* AIM:
List each line of the items below that contains the string "garageband", matching case exactly.

— START MATERIALS PROVIDED —

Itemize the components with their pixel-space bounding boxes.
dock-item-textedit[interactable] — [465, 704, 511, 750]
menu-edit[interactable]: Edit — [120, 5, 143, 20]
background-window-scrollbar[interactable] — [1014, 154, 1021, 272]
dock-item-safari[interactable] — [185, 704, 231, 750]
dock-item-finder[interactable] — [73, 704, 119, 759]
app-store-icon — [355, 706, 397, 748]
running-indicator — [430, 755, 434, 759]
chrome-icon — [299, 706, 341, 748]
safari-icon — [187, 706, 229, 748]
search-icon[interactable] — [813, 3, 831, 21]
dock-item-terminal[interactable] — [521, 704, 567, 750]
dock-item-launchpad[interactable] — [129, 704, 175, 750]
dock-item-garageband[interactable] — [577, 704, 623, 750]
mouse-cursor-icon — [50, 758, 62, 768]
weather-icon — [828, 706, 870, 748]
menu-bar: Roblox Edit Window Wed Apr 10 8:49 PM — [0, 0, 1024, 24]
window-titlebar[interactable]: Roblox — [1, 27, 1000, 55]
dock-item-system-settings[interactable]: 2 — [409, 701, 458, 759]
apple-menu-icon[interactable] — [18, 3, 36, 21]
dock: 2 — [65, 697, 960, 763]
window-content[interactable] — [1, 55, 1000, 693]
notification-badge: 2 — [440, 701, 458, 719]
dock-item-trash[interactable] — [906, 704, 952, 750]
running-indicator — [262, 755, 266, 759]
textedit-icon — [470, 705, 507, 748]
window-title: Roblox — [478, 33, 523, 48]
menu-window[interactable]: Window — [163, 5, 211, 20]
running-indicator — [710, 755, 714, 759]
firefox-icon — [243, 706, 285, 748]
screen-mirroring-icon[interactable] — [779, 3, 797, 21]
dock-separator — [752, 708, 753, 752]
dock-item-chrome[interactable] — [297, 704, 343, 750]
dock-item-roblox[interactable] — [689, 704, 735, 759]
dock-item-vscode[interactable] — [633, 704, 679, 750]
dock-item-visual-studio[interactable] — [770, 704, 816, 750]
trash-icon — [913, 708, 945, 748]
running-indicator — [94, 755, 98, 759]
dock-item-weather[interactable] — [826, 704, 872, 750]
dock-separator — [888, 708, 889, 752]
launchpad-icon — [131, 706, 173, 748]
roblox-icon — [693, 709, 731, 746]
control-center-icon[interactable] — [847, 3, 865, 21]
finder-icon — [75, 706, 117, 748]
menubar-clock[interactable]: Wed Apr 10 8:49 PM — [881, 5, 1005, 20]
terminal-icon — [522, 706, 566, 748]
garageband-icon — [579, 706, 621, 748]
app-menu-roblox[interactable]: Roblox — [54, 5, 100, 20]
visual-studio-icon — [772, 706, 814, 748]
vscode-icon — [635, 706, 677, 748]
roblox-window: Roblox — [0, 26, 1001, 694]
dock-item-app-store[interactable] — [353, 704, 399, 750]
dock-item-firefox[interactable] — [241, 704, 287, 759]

— END MATERIALS PROVIDED —

* RESULT BELOW:
dock-item-garageband[interactable] — [577, 704, 623, 750]
garageband-icon — [579, 706, 621, 748]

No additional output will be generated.